- _Instructions for the task_: Give back every line exactly as it appears, pictures excluded.

## Begin Supplied material

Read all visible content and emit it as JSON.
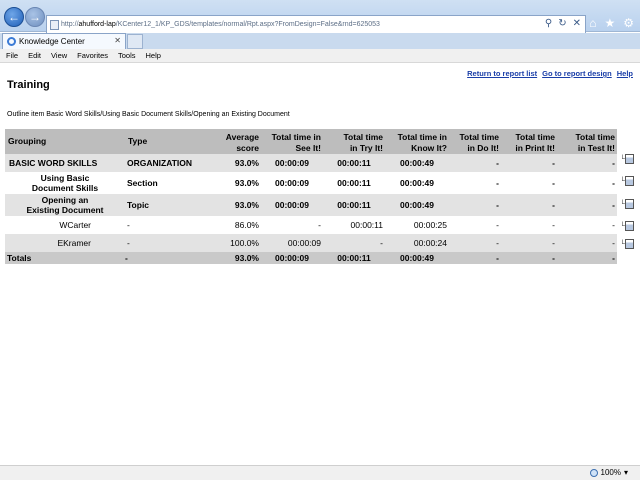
{
  "browser": {
    "url_prefix": "http://",
    "url_host": "ahufford-lap",
    "url_path": "/KCenter12_1/KP_GDS/templates/normal/Rpt.aspx?FromDesign=False&rnd=625053",
    "tab_title": "Knowledge Center",
    "menu": [
      "File",
      "Edit",
      "View",
      "Favorites",
      "Tools",
      "Help"
    ],
    "zoom": "100%"
  },
  "page": {
    "title": "Training",
    "links": {
      "return": "Return to report list",
      "design": "Go to report design",
      "help": "Help"
    },
    "outline": "Outline item Basic Word Skills/Using Basic Document Skills/Opening an Existing Document"
  },
  "table": {
    "headers": {
      "grouping": "Grouping",
      "type": "Type",
      "avg1": "Average",
      "avg2": "score",
      "see1": "Total time in",
      "see2": "See It!",
      "try1": "Total time",
      "try2": "in Try It!",
      "know1": "Total time in",
      "know2": "Know It?",
      "do1": "Total time",
      "do2": "in Do It!",
      "print1": "Total time",
      "print2": "in Print It!",
      "test1": "Total time",
      "test2": "in Test It!"
    },
    "rows": [
      {
        "grouping": "BASIC WORD SKILLS",
        "type": "ORGANIZATION",
        "avg": "93.0%",
        "see": "00:00:09",
        "try": "00:00:11",
        "know": "00:00:49",
        "do": "-",
        "print": "-",
        "test": "-"
      },
      {
        "grouping1": "Using Basic",
        "grouping2": "Document Skills",
        "type": "Section",
        "avg": "93.0%",
        "see": "00:00:09",
        "try": "00:00:11",
        "know": "00:00:49",
        "do": "-",
        "print": "-",
        "test": "-"
      },
      {
        "grouping1": "Opening an",
        "grouping2": "Existing Document",
        "type": "Topic",
        "avg": "93.0%",
        "see": "00:00:09",
        "try": "00:00:11",
        "know": "00:00:49",
        "do": "-",
        "print": "-",
        "test": "-"
      },
      {
        "grouping": "WCarter",
        "type": "-",
        "avg": "86.0%",
        "see": "-",
        "try": "00:00:11",
        "know": "00:00:25",
        "do": "-",
        "print": "-",
        "test": "-"
      },
      {
        "grouping": "EKramer",
        "type": "-",
        "avg": "100.0%",
        "see": "00:00:09",
        "try": "-",
        "know": "00:00:24",
        "do": "-",
        "print": "-",
        "test": "-"
      }
    ],
    "totals": {
      "label": "Totals",
      "type": "-",
      "avg": "93.0%",
      "see": "00:00:09",
      "try": "00:00:11",
      "know": "00:00:49",
      "do": "-",
      "print": "-",
      "test": "-"
    }
  }
}
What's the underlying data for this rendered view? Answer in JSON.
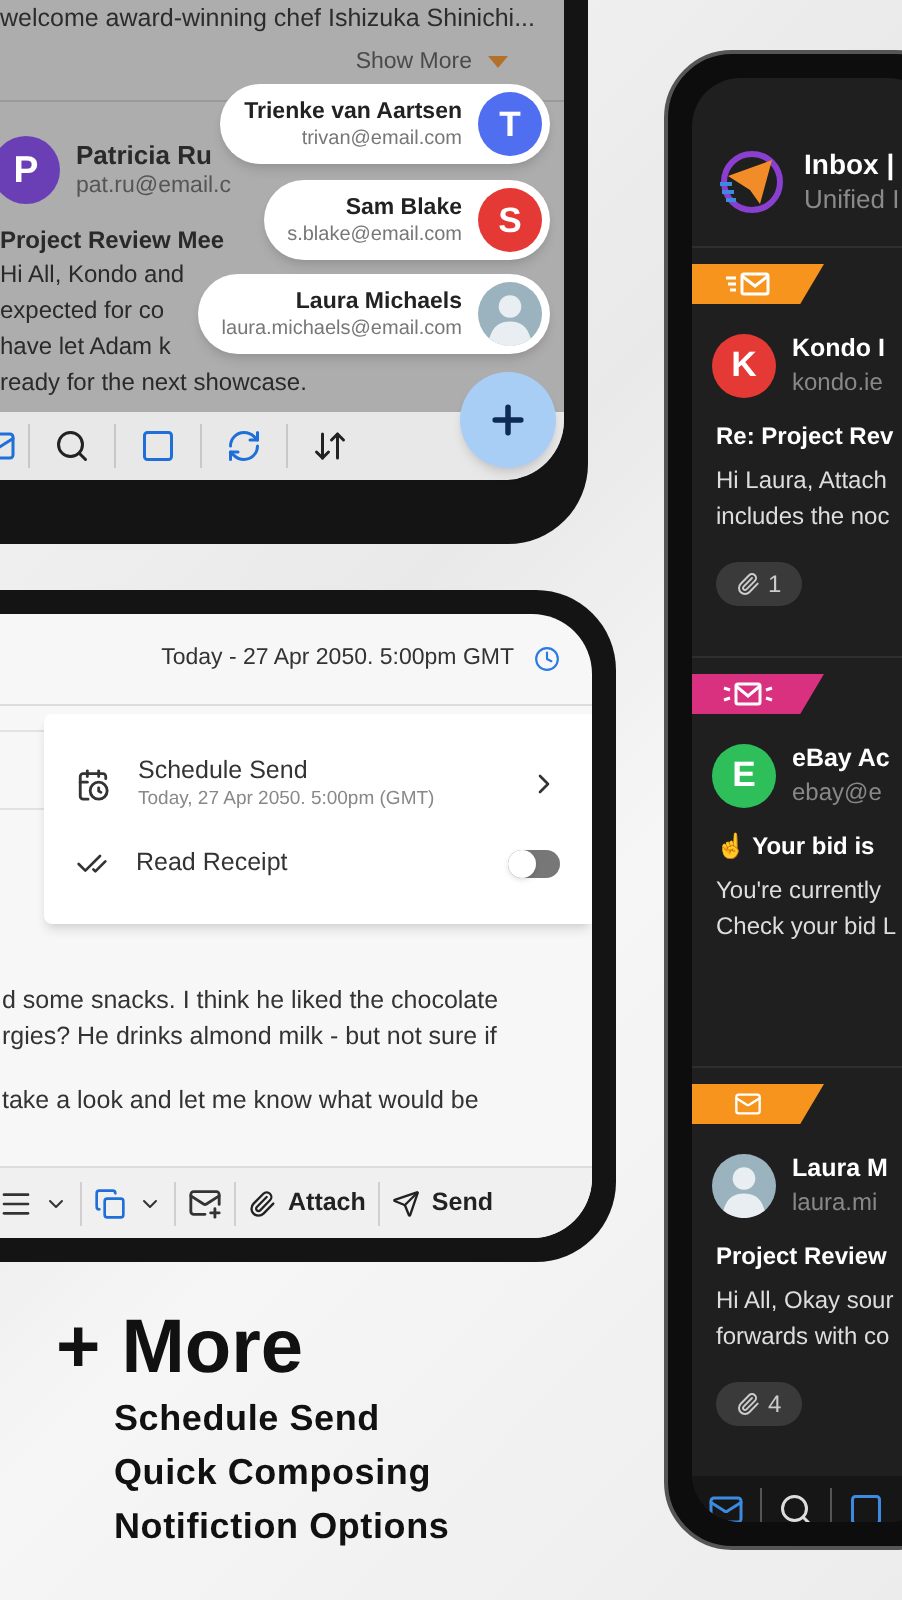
{
  "contacts_screen": {
    "preview_text": "welcome award-winning chef Ishizuka Shinichi...",
    "show_more": "Show More",
    "email": {
      "initial": "P",
      "sender": "Patricia Ru",
      "address": "pat.ru@email.c",
      "subject": "Project Review Mee",
      "body_lines": [
        "Hi All, Kondo and",
        "expected for co",
        "have let Adam k",
        "ready for the next showcase."
      ]
    },
    "suggestions": [
      {
        "kind": "initial",
        "initial": "T",
        "color": "#4f6ef0",
        "name": "Trienke van Aartsen",
        "email": "trivan@email.com"
      },
      {
        "kind": "initial",
        "initial": "S",
        "color": "#e53935",
        "name": "Sam Blake",
        "email": "s.blake@email.com"
      },
      {
        "kind": "photo",
        "name": "Laura Michaels",
        "email": "laura.michaels@email.com"
      }
    ]
  },
  "compose_screen": {
    "schedule_label": "Today - 27 Apr 2050. 5:00pm GMT",
    "options": [
      {
        "kind": "schedule",
        "title": "Schedule Send",
        "subtitle": "Today, 27 Apr 2050. 5:00pm (GMT)"
      },
      {
        "kind": "toggle",
        "title": "Read Receipt",
        "on": false
      }
    ],
    "body_paragraphs": [
      [
        "d some snacks. I think he liked the chocolate",
        "rgies? He drinks almond milk - but not sure if"
      ],
      [
        "take a look and let me know what would be"
      ]
    ],
    "attach": "Attach",
    "send": "Send"
  },
  "inbox_screen": {
    "title": "Inbox |",
    "subtitle": "Unified I",
    "messages": [
      {
        "tag": {
          "kind": "fast",
          "color": "#f7941d"
        },
        "avatar": {
          "kind": "initial",
          "initial": "K",
          "color": "#e53935"
        },
        "sender": "Kondo I",
        "address": "kondo.ie",
        "subject": "Re: Project Rev",
        "preview_lines": [
          "Hi Laura, Attach",
          "includes the noc"
        ],
        "attachments": "1"
      },
      {
        "tag": {
          "kind": "alert",
          "color": "#d9307f"
        },
        "avatar": {
          "kind": "initial",
          "initial": "E",
          "color": "#2fbf5a"
        },
        "sender": "eBay Ac",
        "address": "ebay@e",
        "subject": "☝ Your bid is",
        "preview_lines": [
          "You're currently",
          "Check your bid L"
        ]
      },
      {
        "tag": {
          "kind": "plain",
          "color": "#f7941d"
        },
        "avatar": {
          "kind": "photo"
        },
        "sender": "Laura M",
        "address": "laura.mi",
        "subject": "Project Review",
        "preview_lines": [
          "Hi All, Okay sour",
          "forwards with co"
        ],
        "attachments": "4"
      }
    ]
  },
  "promo": {
    "heading": "+ More",
    "features": [
      "Schedule Send",
      "Quick Composing",
      "Notifiction Options"
    ]
  }
}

## End Supplied material

- _Answer to this problem_:
Read all visible content and emit it as JSON.
{
  "browser": {
    "url_prefix": "http://",
    "url_host": "ahufford-lap",
    "url_path": "/KCenter12_1/KP_GDS/templates/normal/Rpt.aspx?FromDesign=False&rnd=625053",
    "tab_title": "Knowledge Center",
    "menu": [
      "File",
      "Edit",
      "View",
      "Favorites",
      "Tools",
      "Help"
    ],
    "zoom": "100%"
  },
  "page": {
    "title": "Training",
    "links": {
      "return": "Return to report list",
      "design": "Go to report design",
      "help": "Help"
    },
    "outline": "Outline item Basic Word Skills/Using Basic Document Skills/Opening an Existing Document"
  },
  "table": {
    "headers": {
      "grouping": "Grouping",
      "type": "Type",
      "avg1": "Average",
      "avg2": "score",
      "see1": "Total time in",
      "see2": "See It!",
      "try1": "Total time",
      "try2": "in Try It!",
      "know1": "Total time in",
      "know2": "Know It?",
      "do1": "Total time",
      "do2": "in Do It!",
      "print1": "Total time",
      "print2": "in Print It!",
      "test1": "Total time",
      "test2": "in Test It!"
    },
    "rows": [
      {
        "grouping": "BASIC WORD SKILLS",
        "type": "ORGANIZATION",
        "avg": "93.0%",
        "see": "00:00:09",
        "try": "00:00:11",
        "know": "00:00:49",
        "do": "-",
        "print": "-",
        "test": "-"
      },
      {
        "grouping1": "Using Basic",
        "grouping2": "Document Skills",
        "type": "Section",
        "avg": "93.0%",
        "see": "00:00:09",
        "try": "00:00:11",
        "know": "00:00:49",
        "do": "-",
        "print": "-",
        "test": "-"
      },
      {
        "grouping1": "Opening an",
        "grouping2": "Existing Document",
        "type": "Topic",
        "avg": "93.0%",
        "see": "00:00:09",
        "try": "00:00:11",
        "know": "00:00:49",
        "do": "-",
        "print": "-",
        "test": "-"
      },
      {
        "grouping": "WCarter",
        "type": "-",
        "avg": "86.0%",
        "see": "-",
        "try": "00:00:11",
        "know": "00:00:25",
        "do": "-",
        "print": "-",
        "test": "-"
      },
      {
        "grouping": "EKramer",
        "type": "-",
        "avg": "100.0%",
        "see": "00:00:09",
        "try": "-",
        "know": "00:00:24",
        "do": "-",
        "print": "-",
        "test": "-"
      }
    ],
    "totals": {
      "label": "Totals",
      "type": "-",
      "avg": "93.0%",
      "see": "00:00:09",
      "try": "00:00:11",
      "know": "00:00:49",
      "do": "-",
      "print": "-",
      "test": "-"
    }
  }
}
What's the underlying data for this rendered view? Answer in JSON.
{
  "contacts_screen": {
    "preview_text": "welcome award-winning chef Ishizuka Shinichi...",
    "show_more": "Show More",
    "email": {
      "initial": "P",
      "sender": "Patricia Ru",
      "address": "pat.ru@email.c",
      "subject": "Project Review Mee",
      "body_lines": [
        "Hi All, Kondo and",
        "expected for co",
        "have let Adam k",
        "ready for the next showcase."
      ]
    },
    "suggestions": [
      {
        "kind": "initial",
        "initial": "T",
        "color": "#4f6ef0",
        "name": "Trienke van Aartsen",
        "email": "trivan@email.com"
      },
      {
        "kind": "initial",
        "initial": "S",
        "color": "#e53935",
        "name": "Sam Blake",
        "email": "s.blake@email.com"
      },
      {
        "kind": "photo",
        "name": "Laura Michaels",
        "email": "laura.michaels@email.com"
      }
    ]
  },
  "compose_screen": {
    "schedule_label": "Today - 27 Apr 2050. 5:00pm GMT",
    "options": [
      {
        "kind": "schedule",
        "title": "Schedule Send",
        "subtitle": "Today, 27 Apr 2050. 5:00pm (GMT)"
      },
      {
        "kind": "toggle",
        "title": "Read Receipt",
        "on": false
      }
    ],
    "body_paragraphs": [
      [
        "d some snacks. I think he liked the chocolate",
        "rgies? He drinks almond milk - but not sure if"
      ],
      [
        "take a look and let me know what would be"
      ]
    ],
    "attach": "Attach",
    "send": "Send"
  },
  "inbox_screen": {
    "title": "Inbox |",
    "subtitle": "Unified I",
    "messages": [
      {
        "tag": {
          "kind": "fast",
          "color": "#f7941d"
        },
        "avatar": {
          "kind": "initial",
          "initial": "K",
          "color": "#e53935"
        },
        "sender": "Kondo I",
        "address": "kondo.ie",
        "subject": "Re: Project Rev",
        "preview_lines": [
          "Hi Laura, Attach",
          "includes the noc"
        ],
        "attachments": "1"
      },
      {
        "tag": {
          "kind": "alert",
          "color": "#d9307f"
        },
        "avatar": {
          "kind": "initial",
          "initial": "E",
          "color": "#2fbf5a"
        },
        "sender": "eBay Ac",
        "address": "ebay@e",
        "subject": "☝ Your bid is",
        "preview_lines": [
          "You're currently",
          "Check your bid L"
        ]
      },
      {
        "tag": {
          "kind": "plain",
          "color": "#f7941d"
        },
        "avatar": {
          "kind": "photo"
        },
        "sender": "Laura M",
        "address": "laura.mi",
        "subject": "Project Review",
        "preview_lines": [
          "Hi All, Okay sour",
          "forwards with co"
        ],
        "attachments": "4"
      }
    ]
  },
  "promo": {
    "heading": "+ More",
    "features": [
      "Schedule Send",
      "Quick Composing",
      "Notifiction Options"
    ]
  }
}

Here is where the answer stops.